Copy out every line containing the word "Output".

### ROWS:

━━━━━━━━

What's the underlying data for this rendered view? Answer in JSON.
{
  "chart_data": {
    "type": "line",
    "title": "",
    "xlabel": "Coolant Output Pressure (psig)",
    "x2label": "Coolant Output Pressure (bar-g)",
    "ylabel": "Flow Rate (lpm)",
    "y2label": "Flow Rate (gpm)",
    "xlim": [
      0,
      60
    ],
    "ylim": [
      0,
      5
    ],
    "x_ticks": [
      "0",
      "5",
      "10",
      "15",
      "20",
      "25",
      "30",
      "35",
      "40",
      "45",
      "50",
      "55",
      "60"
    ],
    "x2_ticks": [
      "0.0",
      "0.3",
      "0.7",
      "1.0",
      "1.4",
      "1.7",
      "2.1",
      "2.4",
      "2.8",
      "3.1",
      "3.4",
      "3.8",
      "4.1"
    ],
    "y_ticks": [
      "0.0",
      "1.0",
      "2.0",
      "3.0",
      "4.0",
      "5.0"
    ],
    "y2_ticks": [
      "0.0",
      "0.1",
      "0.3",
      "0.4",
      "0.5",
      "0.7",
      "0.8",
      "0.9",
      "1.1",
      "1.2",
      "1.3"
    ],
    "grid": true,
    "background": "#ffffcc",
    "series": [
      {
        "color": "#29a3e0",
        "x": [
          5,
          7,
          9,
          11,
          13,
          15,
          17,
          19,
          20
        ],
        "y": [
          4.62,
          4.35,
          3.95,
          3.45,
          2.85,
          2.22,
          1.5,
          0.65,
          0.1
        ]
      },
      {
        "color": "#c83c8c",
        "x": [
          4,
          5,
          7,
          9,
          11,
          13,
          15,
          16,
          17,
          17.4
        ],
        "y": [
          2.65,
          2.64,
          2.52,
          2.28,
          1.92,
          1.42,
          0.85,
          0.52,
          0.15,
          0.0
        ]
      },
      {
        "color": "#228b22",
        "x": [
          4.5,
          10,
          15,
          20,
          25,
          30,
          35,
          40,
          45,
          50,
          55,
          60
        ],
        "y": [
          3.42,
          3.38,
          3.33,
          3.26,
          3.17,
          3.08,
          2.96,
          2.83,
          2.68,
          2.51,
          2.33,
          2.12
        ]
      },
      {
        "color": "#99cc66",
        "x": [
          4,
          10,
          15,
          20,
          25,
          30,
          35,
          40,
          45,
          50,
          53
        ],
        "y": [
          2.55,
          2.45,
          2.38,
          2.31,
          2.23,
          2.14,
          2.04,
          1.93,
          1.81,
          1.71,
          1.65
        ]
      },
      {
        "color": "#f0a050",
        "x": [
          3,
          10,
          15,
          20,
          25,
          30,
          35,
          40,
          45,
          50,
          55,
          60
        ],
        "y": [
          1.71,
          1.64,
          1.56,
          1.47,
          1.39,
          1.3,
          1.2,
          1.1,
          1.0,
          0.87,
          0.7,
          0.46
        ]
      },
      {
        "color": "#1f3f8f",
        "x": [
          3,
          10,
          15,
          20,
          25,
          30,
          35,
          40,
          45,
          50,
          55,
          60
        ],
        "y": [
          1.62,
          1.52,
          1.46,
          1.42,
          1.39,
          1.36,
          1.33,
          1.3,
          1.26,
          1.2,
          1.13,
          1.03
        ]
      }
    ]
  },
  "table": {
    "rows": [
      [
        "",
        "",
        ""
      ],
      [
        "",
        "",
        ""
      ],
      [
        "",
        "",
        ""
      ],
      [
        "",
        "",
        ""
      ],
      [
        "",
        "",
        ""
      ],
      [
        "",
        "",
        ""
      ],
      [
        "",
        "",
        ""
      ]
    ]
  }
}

━━━━━━━━

### THE RESPONSE:
    "xlabel": "Coolant Output Pressure (psig)",
    "x2label": "Coolant Output Pressure (bar-g)",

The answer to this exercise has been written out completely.